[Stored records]
- - - -
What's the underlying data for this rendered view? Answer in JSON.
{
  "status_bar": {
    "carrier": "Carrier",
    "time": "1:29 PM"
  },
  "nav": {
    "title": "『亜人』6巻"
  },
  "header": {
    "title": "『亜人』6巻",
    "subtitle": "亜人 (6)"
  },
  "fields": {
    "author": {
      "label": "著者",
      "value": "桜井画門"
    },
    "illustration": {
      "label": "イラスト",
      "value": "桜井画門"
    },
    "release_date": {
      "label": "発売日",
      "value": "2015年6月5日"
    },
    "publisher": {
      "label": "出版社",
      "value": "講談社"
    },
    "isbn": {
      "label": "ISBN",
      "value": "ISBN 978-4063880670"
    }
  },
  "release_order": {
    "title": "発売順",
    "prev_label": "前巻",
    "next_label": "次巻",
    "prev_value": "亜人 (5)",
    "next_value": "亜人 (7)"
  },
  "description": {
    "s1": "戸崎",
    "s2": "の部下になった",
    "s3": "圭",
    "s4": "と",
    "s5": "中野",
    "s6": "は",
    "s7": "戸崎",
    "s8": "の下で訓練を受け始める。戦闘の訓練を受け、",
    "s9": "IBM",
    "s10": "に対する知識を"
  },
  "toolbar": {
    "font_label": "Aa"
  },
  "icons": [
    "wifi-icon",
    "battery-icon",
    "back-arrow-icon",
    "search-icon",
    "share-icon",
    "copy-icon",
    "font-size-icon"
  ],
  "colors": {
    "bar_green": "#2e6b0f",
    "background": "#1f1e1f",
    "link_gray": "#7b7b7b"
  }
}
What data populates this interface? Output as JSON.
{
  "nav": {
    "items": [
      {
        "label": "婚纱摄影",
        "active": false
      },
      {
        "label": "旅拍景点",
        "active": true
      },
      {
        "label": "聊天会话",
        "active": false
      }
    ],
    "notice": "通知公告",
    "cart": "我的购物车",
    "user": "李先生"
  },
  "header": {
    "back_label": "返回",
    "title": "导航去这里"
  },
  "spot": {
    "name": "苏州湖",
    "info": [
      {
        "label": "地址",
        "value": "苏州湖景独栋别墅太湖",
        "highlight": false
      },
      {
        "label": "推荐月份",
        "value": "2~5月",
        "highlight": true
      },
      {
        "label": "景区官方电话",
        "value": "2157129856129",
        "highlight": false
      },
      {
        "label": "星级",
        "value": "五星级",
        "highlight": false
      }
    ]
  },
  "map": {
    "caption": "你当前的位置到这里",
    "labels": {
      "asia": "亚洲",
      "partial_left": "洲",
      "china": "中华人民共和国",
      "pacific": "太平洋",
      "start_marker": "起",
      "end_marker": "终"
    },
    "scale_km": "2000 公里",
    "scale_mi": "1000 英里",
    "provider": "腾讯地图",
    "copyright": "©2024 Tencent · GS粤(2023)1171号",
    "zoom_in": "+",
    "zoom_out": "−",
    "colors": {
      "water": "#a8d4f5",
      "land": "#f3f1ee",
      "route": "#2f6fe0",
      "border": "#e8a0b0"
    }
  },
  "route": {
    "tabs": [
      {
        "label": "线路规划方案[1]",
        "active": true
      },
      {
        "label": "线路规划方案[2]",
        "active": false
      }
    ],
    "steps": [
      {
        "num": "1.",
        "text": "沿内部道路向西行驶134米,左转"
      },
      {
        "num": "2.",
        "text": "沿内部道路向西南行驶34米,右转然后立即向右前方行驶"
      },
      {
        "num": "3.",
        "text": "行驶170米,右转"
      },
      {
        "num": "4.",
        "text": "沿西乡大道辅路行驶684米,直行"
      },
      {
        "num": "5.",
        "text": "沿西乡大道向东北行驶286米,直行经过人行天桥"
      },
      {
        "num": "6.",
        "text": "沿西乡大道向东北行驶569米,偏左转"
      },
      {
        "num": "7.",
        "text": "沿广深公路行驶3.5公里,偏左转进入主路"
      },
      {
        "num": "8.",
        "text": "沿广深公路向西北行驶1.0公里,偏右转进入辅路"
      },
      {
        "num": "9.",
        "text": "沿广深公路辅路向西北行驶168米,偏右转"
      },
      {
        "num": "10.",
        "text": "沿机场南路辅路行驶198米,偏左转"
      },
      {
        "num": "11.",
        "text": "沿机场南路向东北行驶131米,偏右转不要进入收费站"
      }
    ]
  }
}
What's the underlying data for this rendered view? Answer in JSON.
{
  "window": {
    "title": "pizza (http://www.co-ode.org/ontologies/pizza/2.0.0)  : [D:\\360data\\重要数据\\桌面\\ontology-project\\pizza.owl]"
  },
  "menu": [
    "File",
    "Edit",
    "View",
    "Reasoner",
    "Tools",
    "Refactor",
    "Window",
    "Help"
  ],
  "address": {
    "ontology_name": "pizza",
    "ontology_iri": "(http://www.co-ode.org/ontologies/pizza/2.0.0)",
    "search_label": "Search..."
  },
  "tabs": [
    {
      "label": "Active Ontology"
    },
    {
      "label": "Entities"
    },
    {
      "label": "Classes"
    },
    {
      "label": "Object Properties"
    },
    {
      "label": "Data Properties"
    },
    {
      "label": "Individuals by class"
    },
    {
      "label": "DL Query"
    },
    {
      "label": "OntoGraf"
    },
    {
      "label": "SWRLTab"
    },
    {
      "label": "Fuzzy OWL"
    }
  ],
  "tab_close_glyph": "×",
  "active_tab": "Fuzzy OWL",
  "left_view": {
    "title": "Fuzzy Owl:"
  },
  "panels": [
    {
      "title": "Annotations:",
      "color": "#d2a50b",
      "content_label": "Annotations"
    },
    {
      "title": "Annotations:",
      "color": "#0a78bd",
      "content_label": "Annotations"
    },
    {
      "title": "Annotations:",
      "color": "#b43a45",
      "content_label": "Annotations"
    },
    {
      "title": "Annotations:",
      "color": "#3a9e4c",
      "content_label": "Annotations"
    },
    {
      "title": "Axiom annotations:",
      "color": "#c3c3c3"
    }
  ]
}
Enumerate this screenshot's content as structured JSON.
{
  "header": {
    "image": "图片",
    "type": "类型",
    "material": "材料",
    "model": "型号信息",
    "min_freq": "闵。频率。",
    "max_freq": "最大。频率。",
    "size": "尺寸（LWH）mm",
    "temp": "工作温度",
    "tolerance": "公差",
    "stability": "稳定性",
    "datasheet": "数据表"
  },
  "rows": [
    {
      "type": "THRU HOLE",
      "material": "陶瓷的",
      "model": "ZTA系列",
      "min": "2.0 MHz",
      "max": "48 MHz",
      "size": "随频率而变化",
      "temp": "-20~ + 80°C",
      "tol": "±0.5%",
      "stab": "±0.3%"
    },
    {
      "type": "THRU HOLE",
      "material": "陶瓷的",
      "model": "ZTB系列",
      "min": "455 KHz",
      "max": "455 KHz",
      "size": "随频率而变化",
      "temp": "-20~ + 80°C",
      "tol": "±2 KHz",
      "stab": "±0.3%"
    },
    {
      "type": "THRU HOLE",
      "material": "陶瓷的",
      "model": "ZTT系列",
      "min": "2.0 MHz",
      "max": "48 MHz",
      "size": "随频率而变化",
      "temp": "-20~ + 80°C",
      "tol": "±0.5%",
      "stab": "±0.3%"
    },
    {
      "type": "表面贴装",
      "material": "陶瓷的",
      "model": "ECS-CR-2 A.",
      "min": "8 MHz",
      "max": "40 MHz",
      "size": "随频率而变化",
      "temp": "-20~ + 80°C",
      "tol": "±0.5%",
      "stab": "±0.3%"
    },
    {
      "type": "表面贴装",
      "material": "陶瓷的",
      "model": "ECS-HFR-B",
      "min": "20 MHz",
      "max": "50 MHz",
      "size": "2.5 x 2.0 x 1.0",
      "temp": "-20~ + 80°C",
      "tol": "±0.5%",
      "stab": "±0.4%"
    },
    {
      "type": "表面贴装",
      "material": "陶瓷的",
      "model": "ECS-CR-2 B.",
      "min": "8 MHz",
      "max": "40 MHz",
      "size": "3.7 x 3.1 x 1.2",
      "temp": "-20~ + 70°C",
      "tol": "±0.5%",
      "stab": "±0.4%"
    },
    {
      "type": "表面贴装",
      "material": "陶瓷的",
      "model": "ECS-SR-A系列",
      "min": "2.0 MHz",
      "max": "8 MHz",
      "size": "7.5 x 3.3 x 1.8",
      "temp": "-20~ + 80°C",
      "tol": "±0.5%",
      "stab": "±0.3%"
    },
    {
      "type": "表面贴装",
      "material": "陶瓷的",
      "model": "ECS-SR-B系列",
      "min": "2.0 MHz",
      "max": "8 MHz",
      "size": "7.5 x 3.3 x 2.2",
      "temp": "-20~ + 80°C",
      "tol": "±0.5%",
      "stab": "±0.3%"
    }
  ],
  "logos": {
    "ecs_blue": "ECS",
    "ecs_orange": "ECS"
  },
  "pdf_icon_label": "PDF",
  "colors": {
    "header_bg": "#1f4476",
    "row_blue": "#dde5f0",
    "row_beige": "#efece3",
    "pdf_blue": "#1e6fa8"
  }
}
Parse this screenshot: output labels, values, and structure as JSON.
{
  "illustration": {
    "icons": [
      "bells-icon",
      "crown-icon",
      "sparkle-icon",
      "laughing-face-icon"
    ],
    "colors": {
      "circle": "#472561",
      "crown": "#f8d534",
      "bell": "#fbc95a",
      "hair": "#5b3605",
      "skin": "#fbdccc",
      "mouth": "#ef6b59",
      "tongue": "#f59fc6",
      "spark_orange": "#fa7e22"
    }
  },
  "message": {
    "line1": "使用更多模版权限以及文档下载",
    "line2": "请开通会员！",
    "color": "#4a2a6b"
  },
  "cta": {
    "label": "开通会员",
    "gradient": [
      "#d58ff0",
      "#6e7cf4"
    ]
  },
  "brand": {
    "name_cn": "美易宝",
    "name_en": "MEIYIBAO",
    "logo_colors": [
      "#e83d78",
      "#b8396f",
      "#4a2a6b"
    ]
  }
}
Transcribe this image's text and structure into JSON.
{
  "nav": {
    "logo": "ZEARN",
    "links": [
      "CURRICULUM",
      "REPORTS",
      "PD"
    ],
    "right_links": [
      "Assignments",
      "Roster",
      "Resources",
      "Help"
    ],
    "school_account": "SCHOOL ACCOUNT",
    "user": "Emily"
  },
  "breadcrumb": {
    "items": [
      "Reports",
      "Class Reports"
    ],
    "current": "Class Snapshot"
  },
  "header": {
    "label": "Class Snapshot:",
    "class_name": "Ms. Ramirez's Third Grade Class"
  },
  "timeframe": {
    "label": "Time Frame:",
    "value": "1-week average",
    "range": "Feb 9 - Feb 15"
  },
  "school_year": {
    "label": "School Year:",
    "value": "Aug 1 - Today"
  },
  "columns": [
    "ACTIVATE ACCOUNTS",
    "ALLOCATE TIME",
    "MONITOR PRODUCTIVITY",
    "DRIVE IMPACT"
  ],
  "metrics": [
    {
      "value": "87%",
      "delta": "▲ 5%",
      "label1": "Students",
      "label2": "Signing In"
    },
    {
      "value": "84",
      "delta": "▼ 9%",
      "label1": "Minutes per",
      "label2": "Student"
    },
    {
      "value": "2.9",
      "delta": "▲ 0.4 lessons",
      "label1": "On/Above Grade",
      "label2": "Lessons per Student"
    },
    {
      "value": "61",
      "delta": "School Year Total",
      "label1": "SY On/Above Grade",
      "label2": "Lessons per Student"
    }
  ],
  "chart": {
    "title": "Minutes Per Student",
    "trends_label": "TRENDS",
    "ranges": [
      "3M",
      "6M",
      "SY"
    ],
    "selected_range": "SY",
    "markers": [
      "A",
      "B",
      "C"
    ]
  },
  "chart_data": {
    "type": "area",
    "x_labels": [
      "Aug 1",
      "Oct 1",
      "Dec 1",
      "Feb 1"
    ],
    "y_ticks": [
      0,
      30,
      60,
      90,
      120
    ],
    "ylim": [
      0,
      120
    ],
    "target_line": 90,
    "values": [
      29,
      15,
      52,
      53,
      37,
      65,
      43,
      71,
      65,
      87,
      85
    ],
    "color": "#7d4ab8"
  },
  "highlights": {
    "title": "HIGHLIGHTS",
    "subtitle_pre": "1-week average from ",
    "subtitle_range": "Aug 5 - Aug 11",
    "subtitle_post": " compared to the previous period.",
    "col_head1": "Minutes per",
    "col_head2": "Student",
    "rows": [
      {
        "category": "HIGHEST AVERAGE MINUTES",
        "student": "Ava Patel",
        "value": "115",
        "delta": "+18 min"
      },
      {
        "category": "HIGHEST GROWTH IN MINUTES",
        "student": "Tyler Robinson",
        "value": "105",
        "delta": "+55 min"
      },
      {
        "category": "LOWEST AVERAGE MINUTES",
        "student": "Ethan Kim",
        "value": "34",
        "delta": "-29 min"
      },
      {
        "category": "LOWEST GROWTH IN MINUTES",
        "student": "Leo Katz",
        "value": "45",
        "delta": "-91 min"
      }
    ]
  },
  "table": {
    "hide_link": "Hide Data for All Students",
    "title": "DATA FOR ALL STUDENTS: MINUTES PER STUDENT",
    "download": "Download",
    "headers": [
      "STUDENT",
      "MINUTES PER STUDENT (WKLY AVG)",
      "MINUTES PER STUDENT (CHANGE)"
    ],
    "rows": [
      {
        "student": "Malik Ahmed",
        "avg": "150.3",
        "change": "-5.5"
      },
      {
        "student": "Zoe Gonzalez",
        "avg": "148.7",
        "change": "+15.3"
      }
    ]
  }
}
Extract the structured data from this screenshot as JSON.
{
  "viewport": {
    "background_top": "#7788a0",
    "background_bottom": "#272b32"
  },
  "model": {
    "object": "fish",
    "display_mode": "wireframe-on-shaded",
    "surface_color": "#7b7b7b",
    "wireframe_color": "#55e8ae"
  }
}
- - - -
Problem: Return every line from the one holding "Extract the structured" through the end of the data, exactly as it appears, with both ends kept and nothing else.

Completed task:
Extract the structured data from this screenshot as JSON.
{
  "viewport": {
    "background_top": "#7788a0",
    "background_bottom": "#272b32"
  },
  "model": {
    "object": "fish",
    "display_mode": "wireframe-on-shaded",
    "surface_color": "#7b7b7b",
    "wireframe_color": "#55e8ae"
  }
}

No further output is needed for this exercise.